─── Stored records ───
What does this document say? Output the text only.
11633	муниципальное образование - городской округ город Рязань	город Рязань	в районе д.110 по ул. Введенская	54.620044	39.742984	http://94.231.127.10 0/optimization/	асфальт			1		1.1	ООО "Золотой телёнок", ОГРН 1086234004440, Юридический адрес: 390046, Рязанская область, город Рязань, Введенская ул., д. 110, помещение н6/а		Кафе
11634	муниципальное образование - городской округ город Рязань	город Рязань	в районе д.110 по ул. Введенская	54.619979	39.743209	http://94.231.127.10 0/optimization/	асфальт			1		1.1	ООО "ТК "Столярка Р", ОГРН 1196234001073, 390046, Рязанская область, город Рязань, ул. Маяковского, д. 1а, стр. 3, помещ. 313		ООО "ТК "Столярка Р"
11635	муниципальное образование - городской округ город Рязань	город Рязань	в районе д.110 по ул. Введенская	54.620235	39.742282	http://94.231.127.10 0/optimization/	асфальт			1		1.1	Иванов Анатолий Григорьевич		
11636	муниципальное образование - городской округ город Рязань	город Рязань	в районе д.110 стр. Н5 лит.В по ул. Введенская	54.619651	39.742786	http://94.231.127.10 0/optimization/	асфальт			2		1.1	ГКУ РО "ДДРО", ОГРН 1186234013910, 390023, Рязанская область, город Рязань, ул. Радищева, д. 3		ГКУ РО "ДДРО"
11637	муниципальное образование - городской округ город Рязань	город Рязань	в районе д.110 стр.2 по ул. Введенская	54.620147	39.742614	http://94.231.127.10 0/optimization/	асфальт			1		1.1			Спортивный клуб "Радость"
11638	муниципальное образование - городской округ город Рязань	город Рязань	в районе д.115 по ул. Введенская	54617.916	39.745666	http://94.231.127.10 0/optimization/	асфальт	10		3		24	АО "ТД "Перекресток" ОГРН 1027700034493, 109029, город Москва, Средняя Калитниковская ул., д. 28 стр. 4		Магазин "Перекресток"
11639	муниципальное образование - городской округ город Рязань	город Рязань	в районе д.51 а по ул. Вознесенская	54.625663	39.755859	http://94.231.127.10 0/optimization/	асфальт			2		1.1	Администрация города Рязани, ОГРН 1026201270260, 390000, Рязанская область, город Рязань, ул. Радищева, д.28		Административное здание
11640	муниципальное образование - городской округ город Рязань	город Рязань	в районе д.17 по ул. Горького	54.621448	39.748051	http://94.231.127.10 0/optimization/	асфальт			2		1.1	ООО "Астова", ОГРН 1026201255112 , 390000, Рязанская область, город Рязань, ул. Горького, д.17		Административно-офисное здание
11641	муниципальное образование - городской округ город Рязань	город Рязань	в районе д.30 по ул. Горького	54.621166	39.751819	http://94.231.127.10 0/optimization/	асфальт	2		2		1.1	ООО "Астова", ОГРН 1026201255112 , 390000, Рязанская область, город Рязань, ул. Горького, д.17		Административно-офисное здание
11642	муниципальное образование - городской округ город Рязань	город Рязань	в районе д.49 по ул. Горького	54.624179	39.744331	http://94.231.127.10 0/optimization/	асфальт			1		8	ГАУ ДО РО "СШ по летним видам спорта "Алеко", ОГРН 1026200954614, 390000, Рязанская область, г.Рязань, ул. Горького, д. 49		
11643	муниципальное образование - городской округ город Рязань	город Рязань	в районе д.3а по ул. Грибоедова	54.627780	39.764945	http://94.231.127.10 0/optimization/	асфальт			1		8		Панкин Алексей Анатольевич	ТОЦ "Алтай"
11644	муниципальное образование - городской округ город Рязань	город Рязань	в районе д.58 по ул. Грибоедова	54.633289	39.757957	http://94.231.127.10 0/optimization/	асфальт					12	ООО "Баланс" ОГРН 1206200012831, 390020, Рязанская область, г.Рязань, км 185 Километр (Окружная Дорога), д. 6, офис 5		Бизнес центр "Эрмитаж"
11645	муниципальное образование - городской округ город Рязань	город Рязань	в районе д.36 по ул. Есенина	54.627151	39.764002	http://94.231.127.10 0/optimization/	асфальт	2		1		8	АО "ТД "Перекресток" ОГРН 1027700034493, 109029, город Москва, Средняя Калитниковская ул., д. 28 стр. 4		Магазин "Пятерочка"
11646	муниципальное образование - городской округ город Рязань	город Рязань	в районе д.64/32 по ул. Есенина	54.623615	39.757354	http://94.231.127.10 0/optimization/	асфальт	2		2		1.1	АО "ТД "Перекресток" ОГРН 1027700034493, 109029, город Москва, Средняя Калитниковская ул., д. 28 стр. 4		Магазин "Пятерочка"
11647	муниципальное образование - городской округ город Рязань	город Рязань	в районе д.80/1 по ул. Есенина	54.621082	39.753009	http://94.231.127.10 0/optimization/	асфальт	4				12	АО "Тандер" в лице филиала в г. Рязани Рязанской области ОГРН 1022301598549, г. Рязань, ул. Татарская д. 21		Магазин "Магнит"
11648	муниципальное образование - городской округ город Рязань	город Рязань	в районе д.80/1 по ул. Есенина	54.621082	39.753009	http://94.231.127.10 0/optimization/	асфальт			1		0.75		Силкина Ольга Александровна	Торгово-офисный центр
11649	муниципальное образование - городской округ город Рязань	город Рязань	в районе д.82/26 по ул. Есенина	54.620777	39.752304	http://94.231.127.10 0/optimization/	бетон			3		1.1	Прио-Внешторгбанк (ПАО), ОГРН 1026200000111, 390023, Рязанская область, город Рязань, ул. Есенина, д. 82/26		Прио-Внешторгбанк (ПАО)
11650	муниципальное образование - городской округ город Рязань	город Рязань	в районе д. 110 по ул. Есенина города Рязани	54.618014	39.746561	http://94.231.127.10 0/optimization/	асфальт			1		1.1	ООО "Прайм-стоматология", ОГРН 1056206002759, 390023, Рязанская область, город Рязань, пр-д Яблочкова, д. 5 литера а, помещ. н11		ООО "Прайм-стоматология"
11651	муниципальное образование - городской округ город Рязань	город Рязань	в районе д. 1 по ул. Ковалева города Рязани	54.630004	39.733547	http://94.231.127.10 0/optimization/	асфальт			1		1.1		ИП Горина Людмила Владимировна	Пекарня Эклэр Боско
───
## Your objective
Print the records above in full, exactly.

## Result for this exercise
What does this document say? Output the text only.
11633	муниципальное образование - городской округ город Рязань	город Рязань	в районе д.110 по ул. Введенская	54.620044	39.742984	http://94.231.127.10 0/optimization/	асфальт			1		1.1	ООО "Золотой телёнок", ОГРН 1086234004440, Юридический адрес: 390046, Рязанская область, город Рязань, Введенская ул., д. 110, помещение н6/а		Кафе
11634	муниципальное образование - городской округ город Рязань	город Рязань	в районе д.110 по ул. Введенская	54.619979	39.743209	http://94.231.127.10 0/optimization/	асфальт			1		1.1	ООО "ТК "Столярка Р", ОГРН 1196234001073, 390046, Рязанская область, город Рязань, ул. Маяковского, д. 1а, стр. 3, помещ. 313		ООО "ТК "Столярка Р"
11635	муниципальное образование - городской округ город Рязань	город Рязань	в районе д.110 по ул. Введенская	54.620235	39.742282	http://94.231.127.10 0/optimization/	асфальт			1		1.1	Иванов Анатолий Григорьевич		
11636	муниципальное образование - городской округ город Рязань	город Рязань	в районе д.110 стр. Н5 лит.В по ул. Введенская	54.619651	39.742786	http://94.231.127.10 0/optimization/	асфальт			2		1.1	ГКУ РО "ДДРО", ОГРН 1186234013910, 390023, Рязанская область, город Рязань, ул. Радищева, д. 3		ГКУ РО "ДДРО"
11637	муниципальное образование - городской округ город Рязань	город Рязань	в районе д.110 стр.2 по ул. Введенская	54.620147	39.742614	http://94.231.127.10 0/optimization/	асфальт			1		1.1			Спортивный клуб "Радость"
11638	муниципальное образование - городской округ город Рязань	город Рязань	в районе д.115 по ул. Введенская	54617.916	39.745666	http://94.231.127.10 0/optimization/	асфальт	10		3		24	АО "ТД "Перекресток" ОГРН 1027700034493, 109029, город Москва, Средняя Калитниковская ул., д. 28 стр. 4		Магазин "Перекресток"
11639	муниципальное образование - городской округ город Рязань	город Рязань	в районе д.51 а по ул. Вознесенская	54.625663	39.755859	http://94.231.127.10 0/optimization/	асфальт			2		1.1	Администрация города Рязани, ОГРН 1026201270260, 390000, Рязанская область, город Рязань, ул. Радищева, д.28		Административное здание
11640	муниципальное образование - городской округ город Рязань	город Рязань	в районе д.17 по ул. Горького	54.621448	39.748051	http://94.231.127.10 0/optimization/	асфальт			2		1.1	ООО "Астова", ОГРН 1026201255112 , 390000, Рязанская область, город Рязань, ул. Горького, д.17		Административно-офисное здание
11641	муниципальное образование - городской округ город Рязань	город Рязань	в районе д.30 по ул. Горького	54.621166	39.751819	http://94.231.127.10 0/optimization/	асфальт	2		2		1.1	ООО "Астова", ОГРН 1026201255112 , 390000, Рязанская область, город Рязань, ул. Горького, д.17		Административно-офисное здание
11642	муниципальное образование - городской округ город Рязань	город Рязань	в районе д.49 по ул. Горького	54.624179	39.744331	http://94.231.127.10 0/optimization/	асфальт			1		8	ГАУ ДО РО "СШ по летним видам спорта "Алеко", ОГРН 1026200954614, 390000, Рязанская область, г.Рязань, ул. Горького, д. 49		
11643	муниципальное образование - городской округ город Рязань	город Рязань	в районе д.3а по ул. Грибоедова	54.627780	39.764945	http://94.231.127.10 0/optimization/	асфальт			1		8		Панкин Алексей Анатольевич	ТОЦ "Алтай"
11644	муниципальное образование - городской округ город Рязань	город Рязань	в районе д.58 по ул. Грибоедова	54.633289	39.757957	http://94.231.127.10 0/optimization/	асфальт					12	ООО "Баланс" ОГРН 1206200012831, 390020, Рязанская область, г.Рязань, км 185 Километр (Окружная Дорога), д. 6, офис 5		Бизнес центр "Эрмитаж"
11645	муниципальное образование - городской округ город Рязань	город Рязань	в районе д.36 по ул. Есенина	54.627151	39.764002	http://94.231.127.10 0/optimization/	асфальт	2		1		8	АО "ТД "Перекресток" ОГРН 1027700034493, 109029, город Москва, Средняя Калитниковская ул., д. 28 стр. 4		Магазин "Пятерочка"
11646	муниципальное образование - городской округ город Рязань	город Рязань	в районе д.64/32 по ул. Есенина	54.623615	39.757354	http://94.231.127.10 0/optimization/	асфальт	2		2		1.1	АО "ТД "Перекресток" ОГРН 1027700034493, 109029, город Москва, Средняя Калитниковская ул., д. 28 стр. 4		Магазин "Пятерочка"
11647	муниципальное образование - городской округ город Рязань	город Рязань	в районе д.80/1 по ул. Есенина	54.621082	39.753009	http://94.231.127.10 0/optimization/	асфальт	4				12	АО "Тандер" в лице филиала в г. Рязани Рязанской области ОГРН 1022301598549, г. Рязань, ул. Татарская д. 21		Магазин "Магнит"
11648	муниципальное образование - городской округ город Рязань	город Рязань	в районе д.80/1 по ул. Есенина	54.621082	39.753009	http://94.231.127.10 0/optimization/	асфальт			1		0.75		Силкина Ольга Александровна	Торгово-офисный центр
11649	муниципальное образование - городской округ город Рязань	город Рязань	в районе д.82/26 по ул. Есенина	54.620777	39.752304	http://94.231.127.10 0/optimization/	бетон			3		1.1	Прио-Внешторгбанк (ПАО), ОГРН 1026200000111, 390023, Рязанская область, город Рязань, ул. Есенина, д. 82/26		Прио-Внешторгбанк (ПАО)
11650	муниципальное образование - городской округ город Рязань	город Рязань	в районе д. 110 по ул. Есенина города Рязани	54.618014	39.746561	http://94.231.127.10 0/optimization/	асфальт			1		1.1	ООО "Прайм-стоматология", ОГРН 1056206002759, 390023, Рязанская область, город Рязань, пр-д Яблочкова, д. 5 литера а, помещ. н11		ООО "Прайм-стоматология"
11651	муниципальное образование - городской округ город Рязань	город Рязань	в районе д. 1 по ул. Ковалева города Рязани	54.630004	39.733547	http://94.231.127.10 0/optimization/	асфальт			1		1.1		ИП Горина Людмила Владимировна	Пекарня Эклэр Боско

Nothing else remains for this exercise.